> _What you are asked to do_:
Leaving out all images, write out the records that follow exactly.

> _The input_:
——————

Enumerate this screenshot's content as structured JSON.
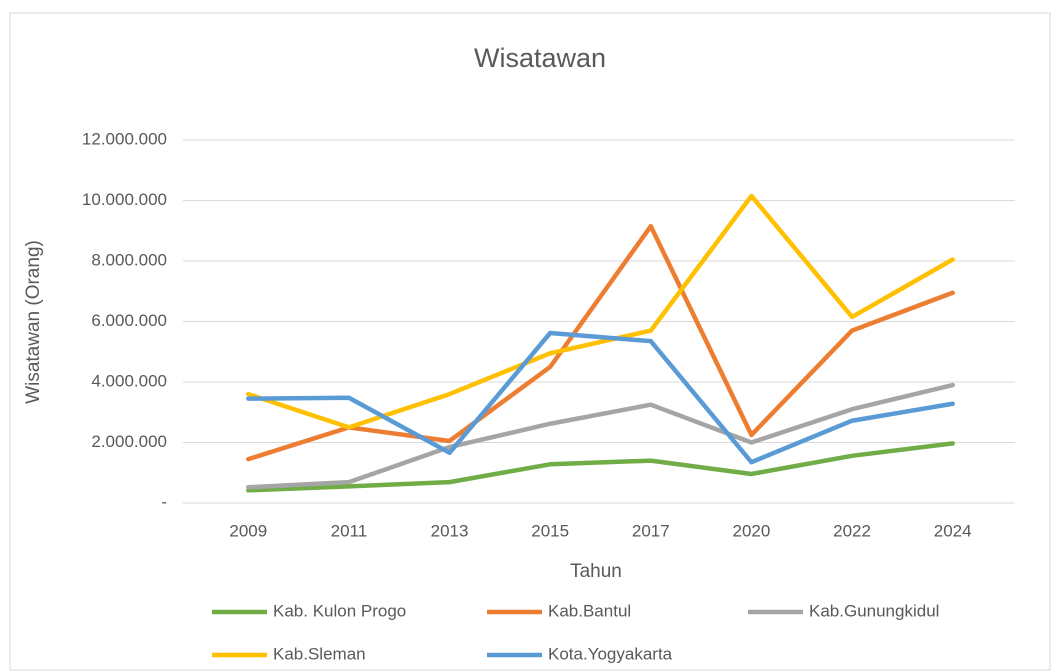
{
  "chart_data": {
    "type": "line",
    "title": "Wisatawan",
    "x_label": "Tahun",
    "y_label": "Wisatawan (Orang)",
    "categories": [
      "2009",
      "2011",
      "2013",
      "2015",
      "2017",
      "2020",
      "2022",
      "2024"
    ],
    "series": [
      {
        "name": "Kab. Kulon Progo",
        "color": "#70ad47",
        "values": [
          420000,
          550000,
          690000,
          1280000,
          1400000,
          960000,
          1560000,
          1970000
        ]
      },
      {
        "name": "Kab.Bantul",
        "color": "#ed7d31",
        "values": [
          1450000,
          2500000,
          2050000,
          4500000,
          9150000,
          2250000,
          5700000,
          6950000
        ]
      },
      {
        "name": "Kab.Gunungkidul",
        "color": "#a5a5a5",
        "values": [
          520000,
          690000,
          1850000,
          2620000,
          3250000,
          2000000,
          3100000,
          3900000
        ]
      },
      {
        "name": "Kab.Sleman",
        "color": "#ffc000",
        "values": [
          3600000,
          2500000,
          3600000,
          4950000,
          5700000,
          10150000,
          6150000,
          8050000
        ]
      },
      {
        "name": "Kota.Yogyakarta",
        "color": "#5b9bd5",
        "values": [
          3450000,
          3480000,
          1660000,
          5620000,
          5350000,
          1350000,
          2720000,
          3280000
        ]
      }
    ],
    "ylim": [
      0,
      12000000
    ],
    "yticks": [
      {
        "value": 0,
        "label": "-"
      },
      {
        "value": 2000000,
        "label": "2.000.000"
      },
      {
        "value": 4000000,
        "label": "4.000.000"
      },
      {
        "value": 6000000,
        "label": "6.000.000"
      },
      {
        "value": 8000000,
        "label": "8.000.000"
      },
      {
        "value": 10000000,
        "label": "10.000.000"
      },
      {
        "value": 12000000,
        "label": "12.000.000"
      }
    ],
    "grid": true,
    "legend": "bottom"
  }
}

——————

> _Completed task_:
Enumerate this screenshot's content as structured JSON.
{
  "chart_data": {
    "type": "line",
    "title": "Wisatawan",
    "x_label": "Tahun",
    "y_label": "Wisatawan (Orang)",
    "categories": [
      "2009",
      "2011",
      "2013",
      "2015",
      "2017",
      "2020",
      "2022",
      "2024"
    ],
    "series": [
      {
        "name": "Kab. Kulon Progo",
        "color": "#70ad47",
        "values": [
          420000,
          550000,
          690000,
          1280000,
          1400000,
          960000,
          1560000,
          1970000
        ]
      },
      {
        "name": "Kab.Bantul",
        "color": "#ed7d31",
        "values": [
          1450000,
          2500000,
          2050000,
          4500000,
          9150000,
          2250000,
          5700000,
          6950000
        ]
      },
      {
        "name": "Kab.Gunungkidul",
        "color": "#a5a5a5",
        "values": [
          520000,
          690000,
          1850000,
          2620000,
          3250000,
          2000000,
          3100000,
          3900000
        ]
      },
      {
        "name": "Kab.Sleman",
        "color": "#ffc000",
        "values": [
          3600000,
          2500000,
          3600000,
          4950000,
          5700000,
          10150000,
          6150000,
          8050000
        ]
      },
      {
        "name": "Kota.Yogyakarta",
        "color": "#5b9bd5",
        "values": [
          3450000,
          3480000,
          1660000,
          5620000,
          5350000,
          1350000,
          2720000,
          3280000
        ]
      }
    ],
    "ylim": [
      0,
      12000000
    ],
    "yticks": [
      {
        "value": 0,
        "label": "-"
      },
      {
        "value": 2000000,
        "label": "2.000.000"
      },
      {
        "value": 4000000,
        "label": "4.000.000"
      },
      {
        "value": 6000000,
        "label": "6.000.000"
      },
      {
        "value": 8000000,
        "label": "8.000.000"
      },
      {
        "value": 10000000,
        "label": "10.000.000"
      },
      {
        "value": 12000000,
        "label": "12.000.000"
      }
    ],
    "grid": true,
    "legend": "bottom"
  }
}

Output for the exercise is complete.